Required work >>
Pull each line containing "structure" out of the data and copy it.

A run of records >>
---------------

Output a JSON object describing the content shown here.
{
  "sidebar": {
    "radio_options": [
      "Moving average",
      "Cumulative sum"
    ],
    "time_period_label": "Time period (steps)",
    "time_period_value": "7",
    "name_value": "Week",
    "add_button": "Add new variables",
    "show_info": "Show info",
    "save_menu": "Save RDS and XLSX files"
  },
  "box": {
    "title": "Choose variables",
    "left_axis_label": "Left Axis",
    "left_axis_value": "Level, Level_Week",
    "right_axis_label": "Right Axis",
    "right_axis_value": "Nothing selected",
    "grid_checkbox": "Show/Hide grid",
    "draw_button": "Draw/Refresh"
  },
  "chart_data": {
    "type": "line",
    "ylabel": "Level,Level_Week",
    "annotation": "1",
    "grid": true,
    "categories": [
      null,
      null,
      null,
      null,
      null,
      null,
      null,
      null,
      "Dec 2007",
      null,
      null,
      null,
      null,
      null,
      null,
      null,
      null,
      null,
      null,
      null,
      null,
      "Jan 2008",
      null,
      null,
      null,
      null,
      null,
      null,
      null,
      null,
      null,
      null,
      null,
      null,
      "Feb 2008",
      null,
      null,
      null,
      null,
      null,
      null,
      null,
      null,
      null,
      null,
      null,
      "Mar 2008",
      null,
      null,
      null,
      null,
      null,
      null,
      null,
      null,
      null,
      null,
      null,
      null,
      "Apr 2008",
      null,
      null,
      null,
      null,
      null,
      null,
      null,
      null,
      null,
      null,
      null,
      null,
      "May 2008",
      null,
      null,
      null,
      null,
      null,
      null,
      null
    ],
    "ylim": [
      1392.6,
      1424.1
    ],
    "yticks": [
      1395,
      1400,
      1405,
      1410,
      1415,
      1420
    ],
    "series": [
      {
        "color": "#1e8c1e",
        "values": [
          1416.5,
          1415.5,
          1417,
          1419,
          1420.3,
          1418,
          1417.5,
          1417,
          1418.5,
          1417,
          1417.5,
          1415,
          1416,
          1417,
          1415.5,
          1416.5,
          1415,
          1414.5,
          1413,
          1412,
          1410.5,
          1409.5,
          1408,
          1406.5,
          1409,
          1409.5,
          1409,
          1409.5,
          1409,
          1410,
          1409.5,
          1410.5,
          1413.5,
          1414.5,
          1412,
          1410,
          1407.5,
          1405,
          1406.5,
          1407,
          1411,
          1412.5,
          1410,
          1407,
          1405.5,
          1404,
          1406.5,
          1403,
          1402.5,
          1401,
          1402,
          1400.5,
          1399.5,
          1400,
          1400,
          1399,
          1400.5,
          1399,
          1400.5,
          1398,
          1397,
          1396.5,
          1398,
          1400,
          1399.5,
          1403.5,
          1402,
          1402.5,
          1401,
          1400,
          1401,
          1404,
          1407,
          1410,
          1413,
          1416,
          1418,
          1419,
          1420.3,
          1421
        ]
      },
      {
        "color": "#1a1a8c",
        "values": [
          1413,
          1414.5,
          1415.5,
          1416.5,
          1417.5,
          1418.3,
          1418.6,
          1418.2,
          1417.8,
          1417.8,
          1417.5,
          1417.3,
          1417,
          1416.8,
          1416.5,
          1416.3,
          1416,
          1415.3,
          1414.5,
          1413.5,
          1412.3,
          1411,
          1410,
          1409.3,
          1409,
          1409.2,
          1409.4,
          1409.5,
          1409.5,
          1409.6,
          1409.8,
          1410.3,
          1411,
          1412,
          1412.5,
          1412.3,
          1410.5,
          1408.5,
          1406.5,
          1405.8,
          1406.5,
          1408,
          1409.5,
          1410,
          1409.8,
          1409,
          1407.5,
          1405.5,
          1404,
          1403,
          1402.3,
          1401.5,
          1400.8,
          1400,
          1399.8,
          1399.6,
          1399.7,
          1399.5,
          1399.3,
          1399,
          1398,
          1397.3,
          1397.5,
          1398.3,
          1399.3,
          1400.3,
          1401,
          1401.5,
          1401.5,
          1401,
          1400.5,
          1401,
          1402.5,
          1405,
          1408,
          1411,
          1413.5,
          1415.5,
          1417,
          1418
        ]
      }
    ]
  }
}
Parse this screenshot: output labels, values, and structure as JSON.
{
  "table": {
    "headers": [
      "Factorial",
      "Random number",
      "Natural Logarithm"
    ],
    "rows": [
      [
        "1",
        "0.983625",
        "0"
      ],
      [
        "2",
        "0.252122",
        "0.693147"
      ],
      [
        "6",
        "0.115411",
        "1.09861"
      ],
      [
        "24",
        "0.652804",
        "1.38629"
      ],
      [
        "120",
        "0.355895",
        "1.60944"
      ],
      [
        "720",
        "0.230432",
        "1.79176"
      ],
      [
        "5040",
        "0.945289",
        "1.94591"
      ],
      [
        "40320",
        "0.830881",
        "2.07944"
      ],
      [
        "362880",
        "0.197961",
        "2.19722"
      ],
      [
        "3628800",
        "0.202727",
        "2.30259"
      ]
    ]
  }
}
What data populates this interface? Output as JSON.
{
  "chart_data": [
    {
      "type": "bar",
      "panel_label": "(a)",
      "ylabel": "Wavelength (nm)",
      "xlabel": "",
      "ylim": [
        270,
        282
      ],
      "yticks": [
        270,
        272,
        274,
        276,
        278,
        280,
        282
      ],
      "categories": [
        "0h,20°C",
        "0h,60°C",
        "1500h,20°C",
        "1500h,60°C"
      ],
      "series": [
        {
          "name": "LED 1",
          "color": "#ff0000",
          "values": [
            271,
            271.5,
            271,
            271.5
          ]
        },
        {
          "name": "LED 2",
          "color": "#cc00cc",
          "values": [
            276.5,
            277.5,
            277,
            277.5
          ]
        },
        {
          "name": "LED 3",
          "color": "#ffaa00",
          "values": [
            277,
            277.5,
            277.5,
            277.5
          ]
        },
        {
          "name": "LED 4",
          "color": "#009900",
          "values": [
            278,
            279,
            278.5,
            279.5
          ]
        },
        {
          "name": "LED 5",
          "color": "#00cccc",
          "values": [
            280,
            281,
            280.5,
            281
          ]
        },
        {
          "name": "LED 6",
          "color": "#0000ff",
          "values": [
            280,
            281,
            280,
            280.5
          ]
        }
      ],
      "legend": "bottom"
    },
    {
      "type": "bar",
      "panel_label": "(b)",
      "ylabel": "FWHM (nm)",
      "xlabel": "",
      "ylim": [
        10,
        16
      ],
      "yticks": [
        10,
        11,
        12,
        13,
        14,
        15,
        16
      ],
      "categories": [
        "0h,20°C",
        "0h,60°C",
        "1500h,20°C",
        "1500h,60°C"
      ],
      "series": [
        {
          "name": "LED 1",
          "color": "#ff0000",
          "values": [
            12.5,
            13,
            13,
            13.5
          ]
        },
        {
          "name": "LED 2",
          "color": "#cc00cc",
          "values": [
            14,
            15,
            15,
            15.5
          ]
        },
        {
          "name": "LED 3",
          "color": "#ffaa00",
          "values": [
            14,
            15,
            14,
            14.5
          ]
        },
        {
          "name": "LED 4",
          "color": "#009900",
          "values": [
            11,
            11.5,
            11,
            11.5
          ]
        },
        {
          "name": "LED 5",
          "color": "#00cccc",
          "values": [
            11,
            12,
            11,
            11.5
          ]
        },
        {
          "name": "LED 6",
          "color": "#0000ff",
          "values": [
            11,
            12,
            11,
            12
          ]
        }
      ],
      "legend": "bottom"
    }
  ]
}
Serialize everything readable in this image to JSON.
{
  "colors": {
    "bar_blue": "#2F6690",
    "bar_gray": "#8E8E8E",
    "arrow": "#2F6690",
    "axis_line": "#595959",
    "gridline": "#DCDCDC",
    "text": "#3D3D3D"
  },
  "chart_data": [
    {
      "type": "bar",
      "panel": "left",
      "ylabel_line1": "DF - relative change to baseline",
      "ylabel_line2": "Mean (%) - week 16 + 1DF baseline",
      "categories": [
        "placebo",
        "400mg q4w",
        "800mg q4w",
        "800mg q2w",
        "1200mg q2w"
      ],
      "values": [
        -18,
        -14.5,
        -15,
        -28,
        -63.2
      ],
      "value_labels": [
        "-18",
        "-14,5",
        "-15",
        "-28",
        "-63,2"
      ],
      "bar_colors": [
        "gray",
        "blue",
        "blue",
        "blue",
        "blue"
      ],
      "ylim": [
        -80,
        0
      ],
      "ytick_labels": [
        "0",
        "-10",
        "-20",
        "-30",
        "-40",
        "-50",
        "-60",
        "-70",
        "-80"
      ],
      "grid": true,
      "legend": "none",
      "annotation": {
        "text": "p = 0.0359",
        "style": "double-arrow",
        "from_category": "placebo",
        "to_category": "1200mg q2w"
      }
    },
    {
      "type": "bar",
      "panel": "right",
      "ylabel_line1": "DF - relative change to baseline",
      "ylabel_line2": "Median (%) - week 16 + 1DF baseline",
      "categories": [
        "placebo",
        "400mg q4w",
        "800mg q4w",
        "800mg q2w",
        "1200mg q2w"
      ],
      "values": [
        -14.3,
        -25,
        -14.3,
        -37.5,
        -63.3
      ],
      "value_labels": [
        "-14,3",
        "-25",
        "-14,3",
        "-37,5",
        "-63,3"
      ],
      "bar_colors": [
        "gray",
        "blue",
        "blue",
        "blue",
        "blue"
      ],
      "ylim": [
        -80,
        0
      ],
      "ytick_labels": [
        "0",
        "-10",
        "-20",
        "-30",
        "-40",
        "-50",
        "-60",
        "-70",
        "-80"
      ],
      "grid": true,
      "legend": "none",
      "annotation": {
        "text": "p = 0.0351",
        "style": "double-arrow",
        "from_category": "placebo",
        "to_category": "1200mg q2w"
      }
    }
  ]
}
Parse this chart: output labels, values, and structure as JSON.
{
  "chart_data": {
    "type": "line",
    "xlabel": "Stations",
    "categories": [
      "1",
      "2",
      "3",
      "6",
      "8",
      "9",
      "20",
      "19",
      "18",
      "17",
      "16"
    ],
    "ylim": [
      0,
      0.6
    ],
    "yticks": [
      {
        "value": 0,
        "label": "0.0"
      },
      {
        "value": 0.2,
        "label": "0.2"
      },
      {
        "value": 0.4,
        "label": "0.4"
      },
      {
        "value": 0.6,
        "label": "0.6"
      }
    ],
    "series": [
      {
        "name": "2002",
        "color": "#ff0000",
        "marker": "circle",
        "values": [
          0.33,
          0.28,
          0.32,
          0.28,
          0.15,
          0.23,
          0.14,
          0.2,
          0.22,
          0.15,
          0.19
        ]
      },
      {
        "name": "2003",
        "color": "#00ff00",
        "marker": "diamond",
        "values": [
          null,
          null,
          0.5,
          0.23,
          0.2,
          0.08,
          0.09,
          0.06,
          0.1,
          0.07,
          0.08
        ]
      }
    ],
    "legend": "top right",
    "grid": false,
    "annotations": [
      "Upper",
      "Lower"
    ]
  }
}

---------------

Complete output >>
Parse this screenshot: output labels, values, and structure as JSON.
Parse this chart: output labels, values, and structure as JSON.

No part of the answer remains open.